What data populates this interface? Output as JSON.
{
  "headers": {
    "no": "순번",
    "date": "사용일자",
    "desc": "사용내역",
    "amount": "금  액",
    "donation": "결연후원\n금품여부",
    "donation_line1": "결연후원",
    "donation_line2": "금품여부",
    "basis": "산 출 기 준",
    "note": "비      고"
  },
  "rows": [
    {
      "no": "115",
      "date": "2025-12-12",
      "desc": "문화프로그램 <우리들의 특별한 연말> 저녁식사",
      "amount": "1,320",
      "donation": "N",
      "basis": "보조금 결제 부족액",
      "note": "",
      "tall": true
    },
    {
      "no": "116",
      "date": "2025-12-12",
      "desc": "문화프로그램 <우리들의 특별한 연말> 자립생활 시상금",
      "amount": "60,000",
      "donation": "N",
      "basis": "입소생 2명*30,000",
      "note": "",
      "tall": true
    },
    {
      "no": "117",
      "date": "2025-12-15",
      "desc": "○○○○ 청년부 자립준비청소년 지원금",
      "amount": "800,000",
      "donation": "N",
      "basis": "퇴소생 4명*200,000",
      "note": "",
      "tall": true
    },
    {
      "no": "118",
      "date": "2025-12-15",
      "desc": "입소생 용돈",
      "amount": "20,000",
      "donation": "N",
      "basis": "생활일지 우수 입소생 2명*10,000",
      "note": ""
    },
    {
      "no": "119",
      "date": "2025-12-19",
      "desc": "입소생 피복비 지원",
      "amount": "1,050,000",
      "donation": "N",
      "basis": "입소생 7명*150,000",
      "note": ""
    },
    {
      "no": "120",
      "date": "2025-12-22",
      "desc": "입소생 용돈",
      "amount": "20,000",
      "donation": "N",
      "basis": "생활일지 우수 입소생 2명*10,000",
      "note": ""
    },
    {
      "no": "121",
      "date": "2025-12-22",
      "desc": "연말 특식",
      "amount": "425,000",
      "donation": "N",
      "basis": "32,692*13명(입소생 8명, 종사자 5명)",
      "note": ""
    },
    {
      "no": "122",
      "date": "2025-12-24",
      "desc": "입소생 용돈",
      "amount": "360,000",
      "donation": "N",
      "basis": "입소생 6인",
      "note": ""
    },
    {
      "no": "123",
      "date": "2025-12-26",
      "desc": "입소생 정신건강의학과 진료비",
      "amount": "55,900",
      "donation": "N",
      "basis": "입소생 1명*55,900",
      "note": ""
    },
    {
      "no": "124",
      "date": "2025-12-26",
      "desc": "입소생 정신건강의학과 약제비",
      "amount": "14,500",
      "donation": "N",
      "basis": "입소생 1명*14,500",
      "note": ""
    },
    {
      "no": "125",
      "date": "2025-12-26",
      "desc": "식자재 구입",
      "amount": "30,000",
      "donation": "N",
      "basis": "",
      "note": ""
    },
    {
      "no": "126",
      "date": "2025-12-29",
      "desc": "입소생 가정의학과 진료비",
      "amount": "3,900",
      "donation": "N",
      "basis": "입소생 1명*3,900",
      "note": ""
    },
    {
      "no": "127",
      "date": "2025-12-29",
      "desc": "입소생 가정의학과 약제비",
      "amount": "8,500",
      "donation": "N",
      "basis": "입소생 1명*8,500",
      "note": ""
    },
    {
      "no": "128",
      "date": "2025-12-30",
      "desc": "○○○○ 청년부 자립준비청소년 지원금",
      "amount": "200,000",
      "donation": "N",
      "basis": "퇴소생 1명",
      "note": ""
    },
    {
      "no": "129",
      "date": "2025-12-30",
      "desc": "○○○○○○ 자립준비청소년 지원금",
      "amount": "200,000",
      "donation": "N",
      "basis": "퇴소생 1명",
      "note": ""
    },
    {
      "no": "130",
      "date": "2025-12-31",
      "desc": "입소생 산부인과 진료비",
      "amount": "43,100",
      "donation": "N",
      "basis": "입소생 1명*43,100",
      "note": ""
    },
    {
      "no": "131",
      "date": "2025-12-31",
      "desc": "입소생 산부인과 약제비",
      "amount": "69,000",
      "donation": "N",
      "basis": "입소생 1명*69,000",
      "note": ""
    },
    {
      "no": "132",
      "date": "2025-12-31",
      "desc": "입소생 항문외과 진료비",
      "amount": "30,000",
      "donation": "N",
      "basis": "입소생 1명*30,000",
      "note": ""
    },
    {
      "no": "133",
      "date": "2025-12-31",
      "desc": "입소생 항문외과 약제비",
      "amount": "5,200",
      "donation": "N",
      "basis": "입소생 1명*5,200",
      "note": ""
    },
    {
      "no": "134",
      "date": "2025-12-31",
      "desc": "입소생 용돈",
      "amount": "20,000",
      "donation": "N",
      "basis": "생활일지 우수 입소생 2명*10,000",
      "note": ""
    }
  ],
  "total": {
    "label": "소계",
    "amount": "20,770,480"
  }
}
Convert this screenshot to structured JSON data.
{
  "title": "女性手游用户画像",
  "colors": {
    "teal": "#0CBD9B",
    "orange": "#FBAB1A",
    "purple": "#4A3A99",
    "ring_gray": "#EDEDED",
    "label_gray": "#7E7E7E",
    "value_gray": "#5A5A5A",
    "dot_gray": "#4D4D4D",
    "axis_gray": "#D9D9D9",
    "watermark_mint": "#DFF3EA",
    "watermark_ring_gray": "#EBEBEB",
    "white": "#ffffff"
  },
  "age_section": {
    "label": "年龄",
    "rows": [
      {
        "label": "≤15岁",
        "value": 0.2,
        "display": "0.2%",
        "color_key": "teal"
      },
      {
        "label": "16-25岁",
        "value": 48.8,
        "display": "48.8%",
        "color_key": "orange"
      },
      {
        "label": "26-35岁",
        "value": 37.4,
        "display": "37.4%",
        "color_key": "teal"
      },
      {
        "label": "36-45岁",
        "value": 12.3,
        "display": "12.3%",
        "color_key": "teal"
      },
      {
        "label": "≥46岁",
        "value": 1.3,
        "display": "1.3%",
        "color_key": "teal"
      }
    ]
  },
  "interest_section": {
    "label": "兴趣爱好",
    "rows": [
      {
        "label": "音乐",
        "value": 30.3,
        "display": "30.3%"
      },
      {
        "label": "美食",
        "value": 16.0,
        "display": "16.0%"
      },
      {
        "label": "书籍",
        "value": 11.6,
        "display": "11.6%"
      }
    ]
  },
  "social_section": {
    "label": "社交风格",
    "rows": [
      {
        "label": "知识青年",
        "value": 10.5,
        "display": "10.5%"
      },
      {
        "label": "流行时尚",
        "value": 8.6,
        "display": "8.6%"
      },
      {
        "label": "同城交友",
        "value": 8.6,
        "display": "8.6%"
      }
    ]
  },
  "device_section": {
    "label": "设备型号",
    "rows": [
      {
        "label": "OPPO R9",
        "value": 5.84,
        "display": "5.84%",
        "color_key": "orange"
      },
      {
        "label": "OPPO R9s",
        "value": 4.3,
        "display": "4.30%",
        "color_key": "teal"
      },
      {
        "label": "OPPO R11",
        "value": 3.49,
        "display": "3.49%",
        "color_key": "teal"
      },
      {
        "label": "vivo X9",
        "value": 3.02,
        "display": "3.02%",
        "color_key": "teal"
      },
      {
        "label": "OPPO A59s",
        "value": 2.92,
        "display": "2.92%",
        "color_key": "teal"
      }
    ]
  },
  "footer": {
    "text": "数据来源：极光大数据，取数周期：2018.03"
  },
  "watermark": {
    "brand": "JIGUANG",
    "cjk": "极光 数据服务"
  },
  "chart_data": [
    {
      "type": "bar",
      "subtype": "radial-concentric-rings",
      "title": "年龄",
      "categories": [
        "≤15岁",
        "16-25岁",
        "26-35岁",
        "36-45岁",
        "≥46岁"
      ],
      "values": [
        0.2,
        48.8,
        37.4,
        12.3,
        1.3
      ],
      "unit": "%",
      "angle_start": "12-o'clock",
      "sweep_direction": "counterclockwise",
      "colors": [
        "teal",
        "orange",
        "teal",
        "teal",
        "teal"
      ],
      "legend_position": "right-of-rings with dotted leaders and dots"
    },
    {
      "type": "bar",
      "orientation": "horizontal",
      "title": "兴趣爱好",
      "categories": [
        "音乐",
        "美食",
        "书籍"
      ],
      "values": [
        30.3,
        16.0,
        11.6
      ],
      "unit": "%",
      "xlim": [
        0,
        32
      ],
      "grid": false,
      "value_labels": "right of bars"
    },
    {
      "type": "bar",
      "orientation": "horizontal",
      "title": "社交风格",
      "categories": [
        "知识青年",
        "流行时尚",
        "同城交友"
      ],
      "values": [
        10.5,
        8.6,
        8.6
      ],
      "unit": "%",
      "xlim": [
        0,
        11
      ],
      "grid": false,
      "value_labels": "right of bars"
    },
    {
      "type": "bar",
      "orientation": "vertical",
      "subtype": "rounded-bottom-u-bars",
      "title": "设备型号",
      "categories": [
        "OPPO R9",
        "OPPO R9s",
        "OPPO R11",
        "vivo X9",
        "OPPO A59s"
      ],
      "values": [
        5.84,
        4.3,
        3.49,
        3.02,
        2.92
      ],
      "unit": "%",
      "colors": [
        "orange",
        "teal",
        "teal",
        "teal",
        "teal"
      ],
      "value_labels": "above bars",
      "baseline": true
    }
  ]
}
____________
Direction: Copy every line of the records above that contains "subtype".

The result:
      "subtype": "radial-concentric-rings",
      "subtype": "rounded-bottom-u-bars",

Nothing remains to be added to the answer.